# TASK DESCRIPTION
Pick out all lines with the word "человека" from the records that follow.
□ □ □ □ □
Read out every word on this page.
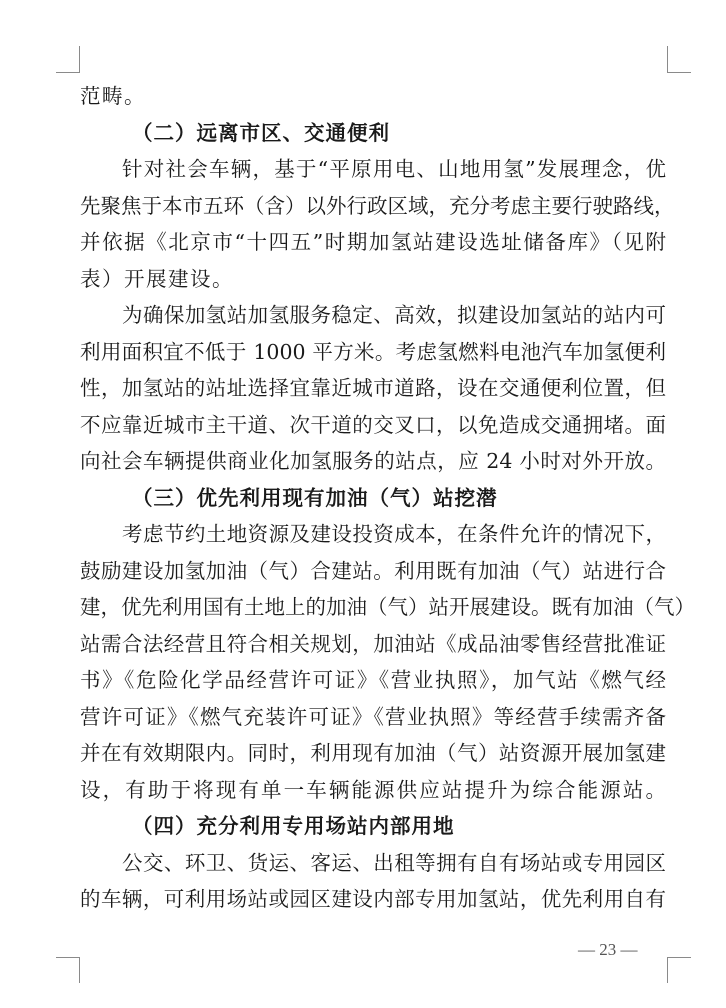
范畴。
（二）远离市区、交通便利
针对社会车辆，基于“平原用电、山地用氢”发展理念，优
先聚焦于本市五环（含）以外行政区域，充分考虑主要行驶路线，
并依据《北京市“十四五”时期加氢站建设选址储备库》（见附
表）开展建设。
为确保加氢站加氢服务稳定、高效，拟建设加氢站的站内可
利用面积宜不低于 1000 平方米。考虑氢燃料电池汽车加氢便利
性，加氢站的站址选择宜靠近城市道路，设在交通便利位置，但
不应靠近城市主干道、次干道的交叉口，以免造成交通拥堵。面
向社会车辆提供商业化加氢服务的站点，应 24 小时对外开放。
（三）优先利用现有加油（气）站挖潜
考虑节约土地资源及建设投资成本，在条件允许的情况下，
鼓励建设加氢加油（气）合建站。利用既有加油（气）站进行合
建，优先利用国有土地上的加油（气）站开展建设。既有加油（气）
站需合法经营且符合相关规划，加油站《成品油零售经营批准证
书》《危险化学品经营许可证》《营业执照》，加气站《燃气经
营许可证》《燃气充装许可证》《营业执照》等经营手续需齐备
并在有效期限内。同时，利用现有加油（气）站资源开展加氢建
设，有助于将现有单一车辆能源供应站提升为综合能源站。
（四）充分利用专用场站内部用地
公交、环卫、货运、客运、出租等拥有自有场站或专用园区
的车辆，可利用场站或园区建设内部专用加氢站，优先利用自有
— 23 —
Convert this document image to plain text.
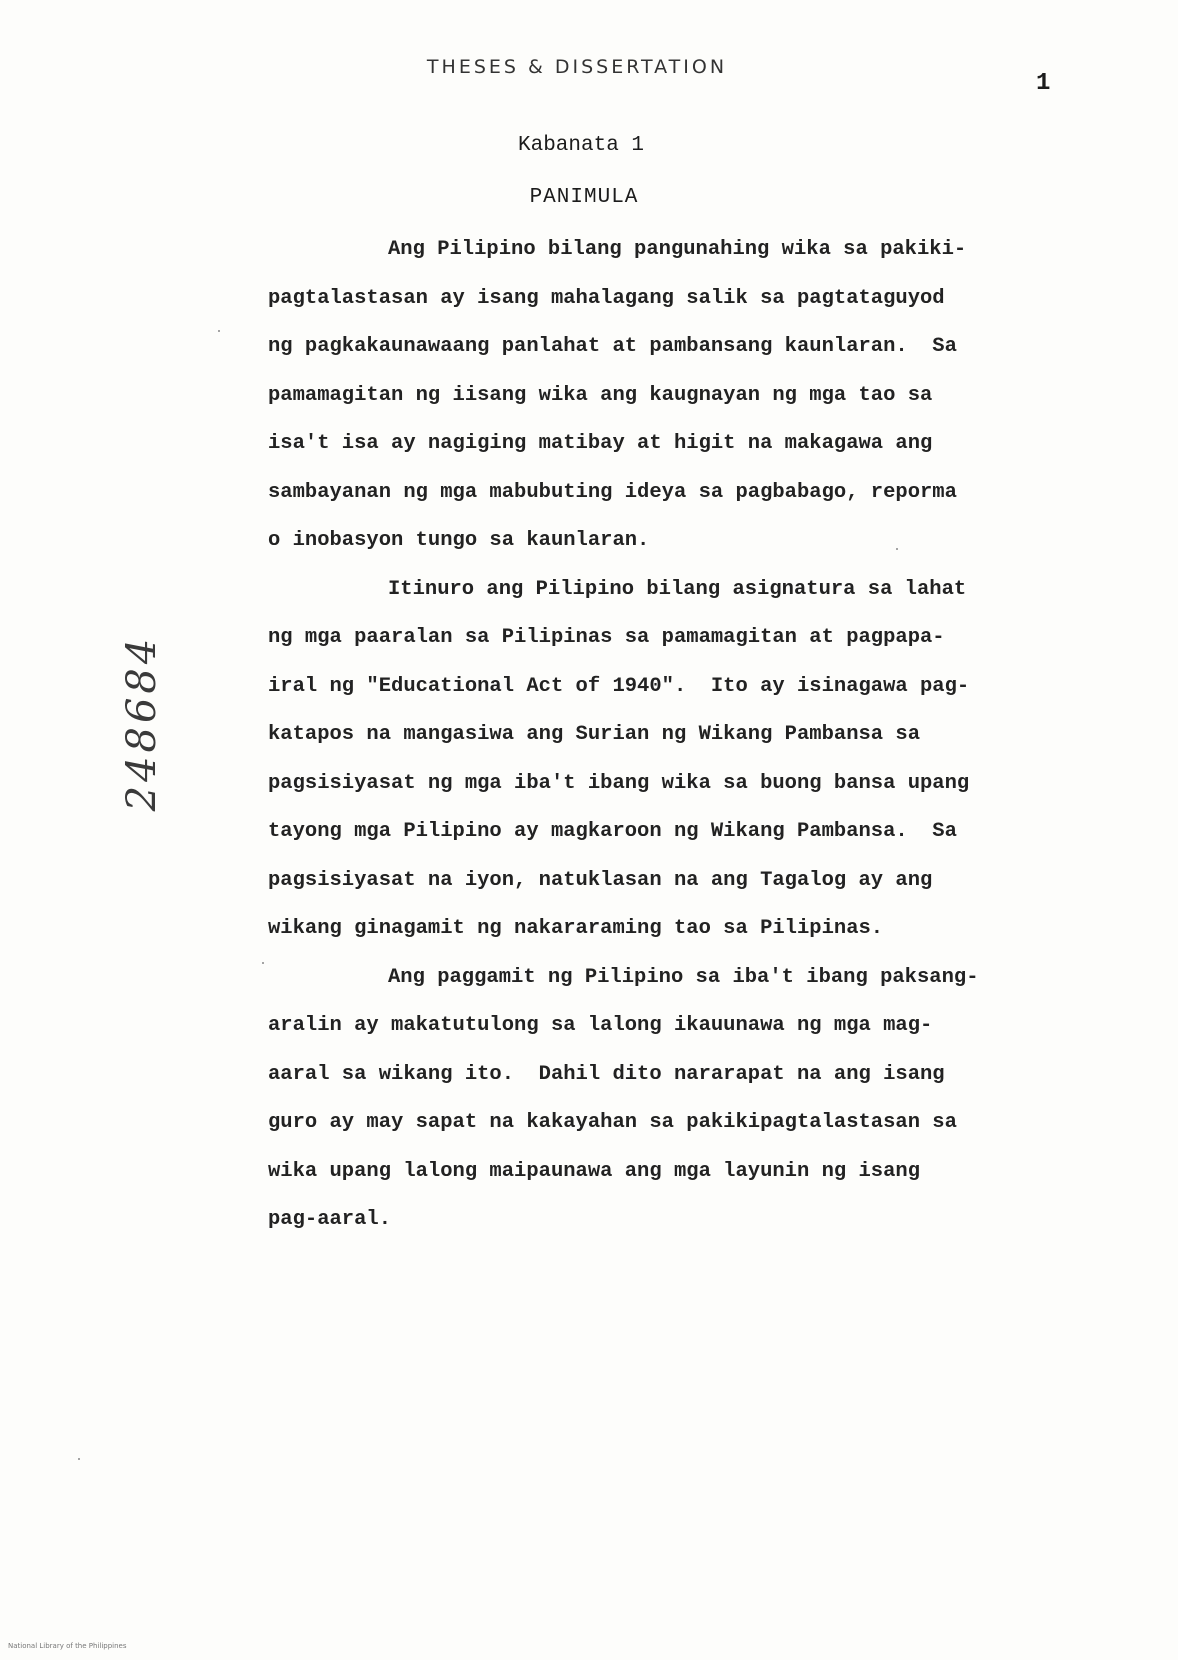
THESES & DISSERTATION
1
Kabanata 1
PANIMULA
248684
Ang Pilipino bilang pangunahing wika sa pakiki-
pagtalastasan ay isang mahalagang salik sa pagtataguyod
ng pagkakaunawaang panlahat at pambansang kaunlaran.  Sa
pamamagitan ng iisang wika ang kaugnayan ng mga tao sa
isa't isa ay nagiging matibay at higit na makagawa ang
sambayanan ng mga mabubuting ideya sa pagbabago, reporma
o inobasyon tungo sa kaunlaran.
Itinuro ang Pilipino bilang asignatura sa lahat
ng mga paaralan sa Pilipinas sa pamamagitan at pagpapa-
iral ng "Educational Act of 1940".  Ito ay isinagawa pag-
katapos na mangasiwa ang Surian ng Wikang Pambansa sa
pagsisiyasat ng mga iba't ibang wika sa buong bansa upang
tayong mga Pilipino ay magkaroon ng Wikang Pambansa.  Sa
pagsisiyasat na iyon, natuklasan na ang Tagalog ay ang
wikang ginagamit ng nakararaming tao sa Pilipinas.
Ang paggamit ng Pilipino sa iba't ibang paksang-
aralin ay makatutulong sa lalong ikauunawa ng mga mag-
aaral sa wikang ito.  Dahil dito nararapat na ang isang
guro ay may sapat na kakayahan sa pakikipagtalastasan sa
wika upang lalong maipaunawa ang mga layunin ng isang
pag-aaral.
National Library of the Philippines
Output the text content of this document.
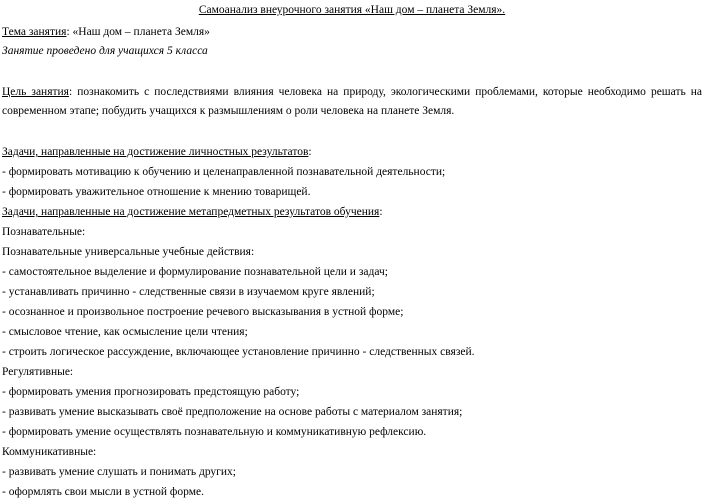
Самоанализ внеурочного занятия «Наш дом – планета Земля».
Тема занятия: «Наш дом – планета Земля»
Занятие проведено для учащихся 5 класса
Цель занятия: познакомить с последствиями влияния человека на природу, экологическими проблемами, которые необходимо решать на
современном этапе; побудить учащихся к размышлениям о роли человека на планете Земля.
Задачи, направленные на достижение личностных результатов:
- формировать мотивацию к обучению и целенаправленной познавательной деятельности;
- формировать уважительное отношение к мнению товарищей.
Задачи, направленные на достижение метапредметных результатов обучения:
Познавательные:
Познавательные универсальные учебные действия:
- самостоятельное выделение и формулирование познавательной цели и задач;
- устанавливать причинно - следственные связи в изучаемом круге явлений;
- осознанное и произвольное построение речевого высказывания в устной форме;
- смысловое чтение, как осмысление цели чтения;
- строить логическое рассуждение, включающее установление причинно - следственных связей.
Регулятивные:
- формировать умения прогнозировать предстоящую работу;
- развивать умение высказывать своё предположение на основе работы с материалом занятия;
- формировать умение осуществлять познавательную и коммуникативную рефлексию.
Коммуникативные:
- развивать умение слушать и понимать других;
- оформлять свои мысли в устной форме.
□ □ □ □ □
# SOLUTION TO THE EXERCISE
Цель занятия: познакомить с последствиями влияния человека на природу, экологическими проблемами, которые необходимо решать на
современном этапе; побудить учащихся к размышлениям о роли человека на планете Земля.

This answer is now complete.